RECORD LIST ::
=-=-=

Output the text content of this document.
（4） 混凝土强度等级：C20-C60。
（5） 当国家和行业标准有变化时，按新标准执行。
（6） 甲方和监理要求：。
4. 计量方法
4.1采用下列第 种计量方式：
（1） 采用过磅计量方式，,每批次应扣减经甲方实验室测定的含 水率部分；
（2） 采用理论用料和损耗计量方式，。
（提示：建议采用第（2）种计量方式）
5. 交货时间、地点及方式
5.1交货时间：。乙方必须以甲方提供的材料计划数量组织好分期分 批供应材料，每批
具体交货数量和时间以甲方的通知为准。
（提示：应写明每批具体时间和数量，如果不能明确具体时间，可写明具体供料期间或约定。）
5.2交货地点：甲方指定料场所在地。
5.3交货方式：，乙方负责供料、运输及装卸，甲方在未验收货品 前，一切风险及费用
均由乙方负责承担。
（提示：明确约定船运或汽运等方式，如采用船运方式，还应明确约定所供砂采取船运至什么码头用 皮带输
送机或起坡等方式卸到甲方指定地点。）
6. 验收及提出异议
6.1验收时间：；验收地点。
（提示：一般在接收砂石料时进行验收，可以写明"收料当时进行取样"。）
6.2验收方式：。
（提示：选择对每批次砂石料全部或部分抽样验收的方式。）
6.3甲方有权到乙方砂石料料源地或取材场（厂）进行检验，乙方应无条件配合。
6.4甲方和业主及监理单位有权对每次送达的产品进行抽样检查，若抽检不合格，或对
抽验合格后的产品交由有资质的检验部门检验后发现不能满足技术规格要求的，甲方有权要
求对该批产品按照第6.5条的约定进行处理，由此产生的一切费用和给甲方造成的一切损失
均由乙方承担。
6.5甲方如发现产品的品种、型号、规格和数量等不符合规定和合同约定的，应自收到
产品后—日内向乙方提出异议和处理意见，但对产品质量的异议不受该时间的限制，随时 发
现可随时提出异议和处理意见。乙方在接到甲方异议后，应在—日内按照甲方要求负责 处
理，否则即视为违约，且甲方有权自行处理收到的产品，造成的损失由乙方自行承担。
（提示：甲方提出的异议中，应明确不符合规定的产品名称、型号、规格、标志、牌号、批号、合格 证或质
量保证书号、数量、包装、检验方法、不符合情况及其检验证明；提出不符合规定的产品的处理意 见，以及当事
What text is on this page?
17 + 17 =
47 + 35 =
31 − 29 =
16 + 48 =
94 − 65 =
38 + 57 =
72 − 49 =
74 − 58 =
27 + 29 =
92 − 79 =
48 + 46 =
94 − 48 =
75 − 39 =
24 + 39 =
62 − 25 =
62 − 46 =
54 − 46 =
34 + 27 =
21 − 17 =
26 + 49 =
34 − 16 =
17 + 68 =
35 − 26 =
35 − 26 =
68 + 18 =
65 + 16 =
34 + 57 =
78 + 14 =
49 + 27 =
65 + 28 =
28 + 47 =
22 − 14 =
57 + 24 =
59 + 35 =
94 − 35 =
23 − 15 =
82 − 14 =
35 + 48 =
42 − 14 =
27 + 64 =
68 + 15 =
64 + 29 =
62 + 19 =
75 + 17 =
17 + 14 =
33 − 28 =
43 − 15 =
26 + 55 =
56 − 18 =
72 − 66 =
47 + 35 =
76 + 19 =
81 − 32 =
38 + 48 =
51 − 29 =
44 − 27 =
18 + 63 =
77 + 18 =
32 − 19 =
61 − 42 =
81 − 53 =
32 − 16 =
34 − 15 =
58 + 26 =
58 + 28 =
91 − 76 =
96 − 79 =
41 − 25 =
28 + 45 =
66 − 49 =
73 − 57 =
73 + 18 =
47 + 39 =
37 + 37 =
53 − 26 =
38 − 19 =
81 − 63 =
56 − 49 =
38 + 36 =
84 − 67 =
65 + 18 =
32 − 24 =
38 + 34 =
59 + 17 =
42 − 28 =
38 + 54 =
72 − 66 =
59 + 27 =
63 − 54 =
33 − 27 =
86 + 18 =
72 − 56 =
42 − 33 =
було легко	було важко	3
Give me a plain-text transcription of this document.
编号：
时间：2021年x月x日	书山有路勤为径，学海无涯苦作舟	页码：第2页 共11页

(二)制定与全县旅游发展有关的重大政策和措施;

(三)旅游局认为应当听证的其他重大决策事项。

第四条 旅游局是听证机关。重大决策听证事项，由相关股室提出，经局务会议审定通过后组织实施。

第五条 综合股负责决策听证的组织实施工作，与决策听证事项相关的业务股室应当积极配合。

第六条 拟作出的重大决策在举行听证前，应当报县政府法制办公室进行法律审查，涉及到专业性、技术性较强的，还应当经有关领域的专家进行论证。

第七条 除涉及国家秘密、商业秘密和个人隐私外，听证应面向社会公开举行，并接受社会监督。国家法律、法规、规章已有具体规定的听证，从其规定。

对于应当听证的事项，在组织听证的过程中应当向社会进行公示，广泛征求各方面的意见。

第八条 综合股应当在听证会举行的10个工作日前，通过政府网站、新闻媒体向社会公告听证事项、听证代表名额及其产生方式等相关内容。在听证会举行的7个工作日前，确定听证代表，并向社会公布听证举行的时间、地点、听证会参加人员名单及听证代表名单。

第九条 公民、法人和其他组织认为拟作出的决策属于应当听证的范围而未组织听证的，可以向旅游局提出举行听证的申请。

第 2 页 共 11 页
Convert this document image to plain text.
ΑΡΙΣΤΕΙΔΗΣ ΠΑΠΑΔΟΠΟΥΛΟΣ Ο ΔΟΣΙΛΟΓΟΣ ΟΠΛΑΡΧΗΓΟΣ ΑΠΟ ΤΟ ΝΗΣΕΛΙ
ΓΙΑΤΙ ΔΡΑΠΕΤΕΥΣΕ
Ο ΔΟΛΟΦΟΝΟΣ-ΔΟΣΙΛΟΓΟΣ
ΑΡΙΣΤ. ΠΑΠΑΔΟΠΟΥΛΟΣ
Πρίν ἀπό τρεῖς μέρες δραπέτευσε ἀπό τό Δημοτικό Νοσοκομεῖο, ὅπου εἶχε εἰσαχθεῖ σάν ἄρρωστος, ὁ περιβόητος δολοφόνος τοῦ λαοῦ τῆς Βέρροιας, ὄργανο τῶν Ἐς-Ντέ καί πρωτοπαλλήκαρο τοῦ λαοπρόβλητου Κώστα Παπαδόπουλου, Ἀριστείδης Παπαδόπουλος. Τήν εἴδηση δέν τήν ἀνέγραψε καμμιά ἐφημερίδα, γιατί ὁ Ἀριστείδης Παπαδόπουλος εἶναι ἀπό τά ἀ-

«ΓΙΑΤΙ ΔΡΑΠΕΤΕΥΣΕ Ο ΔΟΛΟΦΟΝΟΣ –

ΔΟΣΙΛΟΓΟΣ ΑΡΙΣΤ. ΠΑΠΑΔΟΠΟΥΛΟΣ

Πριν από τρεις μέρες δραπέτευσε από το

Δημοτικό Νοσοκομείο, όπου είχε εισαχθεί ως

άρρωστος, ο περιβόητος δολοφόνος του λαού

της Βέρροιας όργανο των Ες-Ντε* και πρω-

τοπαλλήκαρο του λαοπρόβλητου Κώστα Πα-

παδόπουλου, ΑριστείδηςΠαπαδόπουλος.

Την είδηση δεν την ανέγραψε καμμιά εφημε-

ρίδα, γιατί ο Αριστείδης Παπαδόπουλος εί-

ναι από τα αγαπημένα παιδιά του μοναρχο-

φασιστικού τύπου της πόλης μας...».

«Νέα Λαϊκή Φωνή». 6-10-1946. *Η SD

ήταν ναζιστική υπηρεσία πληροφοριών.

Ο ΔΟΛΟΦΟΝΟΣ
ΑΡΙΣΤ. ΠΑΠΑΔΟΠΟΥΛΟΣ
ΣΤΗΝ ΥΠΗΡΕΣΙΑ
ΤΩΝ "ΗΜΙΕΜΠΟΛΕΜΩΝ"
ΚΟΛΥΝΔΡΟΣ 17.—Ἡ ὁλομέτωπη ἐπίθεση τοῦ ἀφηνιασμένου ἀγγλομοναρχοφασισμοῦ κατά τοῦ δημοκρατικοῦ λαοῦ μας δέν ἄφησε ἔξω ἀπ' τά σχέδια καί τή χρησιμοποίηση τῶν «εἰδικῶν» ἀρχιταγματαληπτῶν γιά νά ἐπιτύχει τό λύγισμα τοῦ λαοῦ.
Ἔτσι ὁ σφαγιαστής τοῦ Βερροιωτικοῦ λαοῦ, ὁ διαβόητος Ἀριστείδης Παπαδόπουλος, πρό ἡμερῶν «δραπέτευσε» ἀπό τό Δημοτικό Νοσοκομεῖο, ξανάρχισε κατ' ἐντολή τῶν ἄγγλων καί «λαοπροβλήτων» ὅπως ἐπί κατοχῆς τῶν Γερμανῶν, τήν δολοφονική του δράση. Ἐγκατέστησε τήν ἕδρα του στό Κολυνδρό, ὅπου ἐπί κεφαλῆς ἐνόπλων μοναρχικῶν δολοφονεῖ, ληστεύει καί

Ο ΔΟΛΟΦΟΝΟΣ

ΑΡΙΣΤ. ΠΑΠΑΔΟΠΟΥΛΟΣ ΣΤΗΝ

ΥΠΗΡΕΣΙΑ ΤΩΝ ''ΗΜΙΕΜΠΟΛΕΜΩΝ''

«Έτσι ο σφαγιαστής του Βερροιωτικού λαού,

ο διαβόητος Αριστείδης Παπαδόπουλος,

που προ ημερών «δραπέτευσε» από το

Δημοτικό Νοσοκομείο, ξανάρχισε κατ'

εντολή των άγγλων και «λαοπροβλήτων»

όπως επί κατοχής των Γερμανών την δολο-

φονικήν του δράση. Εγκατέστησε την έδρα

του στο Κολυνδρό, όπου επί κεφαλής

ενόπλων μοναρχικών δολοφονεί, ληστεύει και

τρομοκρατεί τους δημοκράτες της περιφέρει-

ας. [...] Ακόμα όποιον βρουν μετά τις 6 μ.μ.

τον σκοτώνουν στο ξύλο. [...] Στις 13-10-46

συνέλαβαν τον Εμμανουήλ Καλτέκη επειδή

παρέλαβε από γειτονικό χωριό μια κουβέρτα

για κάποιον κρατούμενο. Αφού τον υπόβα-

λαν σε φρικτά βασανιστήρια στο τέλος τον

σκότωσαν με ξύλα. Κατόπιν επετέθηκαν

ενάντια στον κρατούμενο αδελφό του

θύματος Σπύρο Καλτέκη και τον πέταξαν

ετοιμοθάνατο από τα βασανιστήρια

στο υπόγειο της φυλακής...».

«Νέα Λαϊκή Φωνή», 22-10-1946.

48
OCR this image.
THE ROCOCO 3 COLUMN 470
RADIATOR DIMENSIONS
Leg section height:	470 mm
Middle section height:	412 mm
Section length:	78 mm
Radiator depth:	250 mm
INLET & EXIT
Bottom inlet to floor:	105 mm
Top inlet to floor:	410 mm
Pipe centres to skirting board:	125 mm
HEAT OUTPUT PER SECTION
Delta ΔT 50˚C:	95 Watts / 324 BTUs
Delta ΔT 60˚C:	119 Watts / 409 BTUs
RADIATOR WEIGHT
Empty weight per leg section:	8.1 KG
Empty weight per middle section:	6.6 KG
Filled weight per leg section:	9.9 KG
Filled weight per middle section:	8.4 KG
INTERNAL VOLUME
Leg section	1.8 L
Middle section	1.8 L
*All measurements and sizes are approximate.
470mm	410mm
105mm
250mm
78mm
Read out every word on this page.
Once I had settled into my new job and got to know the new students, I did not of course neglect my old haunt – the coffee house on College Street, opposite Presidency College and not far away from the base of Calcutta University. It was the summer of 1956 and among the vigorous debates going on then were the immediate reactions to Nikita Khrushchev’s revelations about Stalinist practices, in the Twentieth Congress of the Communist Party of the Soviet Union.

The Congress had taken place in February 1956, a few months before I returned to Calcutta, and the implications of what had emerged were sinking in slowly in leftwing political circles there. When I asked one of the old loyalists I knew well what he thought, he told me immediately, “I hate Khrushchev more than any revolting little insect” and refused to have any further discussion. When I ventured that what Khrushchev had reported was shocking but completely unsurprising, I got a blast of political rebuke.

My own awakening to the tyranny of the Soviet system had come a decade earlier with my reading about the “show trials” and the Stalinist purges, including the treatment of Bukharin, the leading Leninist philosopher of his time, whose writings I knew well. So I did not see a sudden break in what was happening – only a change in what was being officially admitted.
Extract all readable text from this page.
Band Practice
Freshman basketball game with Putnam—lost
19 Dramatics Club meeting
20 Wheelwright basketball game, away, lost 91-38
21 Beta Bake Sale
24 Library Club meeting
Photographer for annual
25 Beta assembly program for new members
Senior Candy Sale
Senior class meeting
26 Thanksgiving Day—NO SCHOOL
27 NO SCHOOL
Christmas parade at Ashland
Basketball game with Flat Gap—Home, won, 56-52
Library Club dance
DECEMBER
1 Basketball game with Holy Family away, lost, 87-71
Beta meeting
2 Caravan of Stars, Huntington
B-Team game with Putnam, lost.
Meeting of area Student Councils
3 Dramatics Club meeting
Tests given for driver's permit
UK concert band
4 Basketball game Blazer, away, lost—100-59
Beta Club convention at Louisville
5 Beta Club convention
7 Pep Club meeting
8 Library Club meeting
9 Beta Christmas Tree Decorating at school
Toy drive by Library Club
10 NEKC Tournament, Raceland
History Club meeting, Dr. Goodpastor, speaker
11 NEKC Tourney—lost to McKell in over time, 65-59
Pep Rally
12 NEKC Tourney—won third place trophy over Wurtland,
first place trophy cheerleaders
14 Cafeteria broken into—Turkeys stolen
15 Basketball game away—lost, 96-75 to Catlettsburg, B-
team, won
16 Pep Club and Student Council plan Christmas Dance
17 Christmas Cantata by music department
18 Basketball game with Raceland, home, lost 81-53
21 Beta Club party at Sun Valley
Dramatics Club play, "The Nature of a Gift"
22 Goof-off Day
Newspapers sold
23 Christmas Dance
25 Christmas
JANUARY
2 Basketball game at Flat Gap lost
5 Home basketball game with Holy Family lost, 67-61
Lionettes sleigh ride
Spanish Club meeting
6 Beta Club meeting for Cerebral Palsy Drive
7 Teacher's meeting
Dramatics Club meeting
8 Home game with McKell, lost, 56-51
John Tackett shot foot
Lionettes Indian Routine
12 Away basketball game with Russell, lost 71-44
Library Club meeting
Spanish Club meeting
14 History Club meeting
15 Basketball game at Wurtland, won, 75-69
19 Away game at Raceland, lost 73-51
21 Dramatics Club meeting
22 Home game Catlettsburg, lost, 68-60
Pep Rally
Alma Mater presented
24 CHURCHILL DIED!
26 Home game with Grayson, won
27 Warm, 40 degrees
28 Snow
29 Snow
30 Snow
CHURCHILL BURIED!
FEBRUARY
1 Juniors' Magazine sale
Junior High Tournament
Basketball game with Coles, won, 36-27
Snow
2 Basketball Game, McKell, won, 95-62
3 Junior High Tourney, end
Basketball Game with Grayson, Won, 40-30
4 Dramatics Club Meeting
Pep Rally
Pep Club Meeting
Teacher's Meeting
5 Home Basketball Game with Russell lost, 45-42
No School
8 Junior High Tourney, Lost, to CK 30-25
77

=-=-=

STATED PROBLEM :: Lines that hold the word "document" are the ones to return, every one of them.

ANSWER IN FULL ::
Output the text content of this document.
Give me a plain-text transcription of this document.
Convert this document image to plain text.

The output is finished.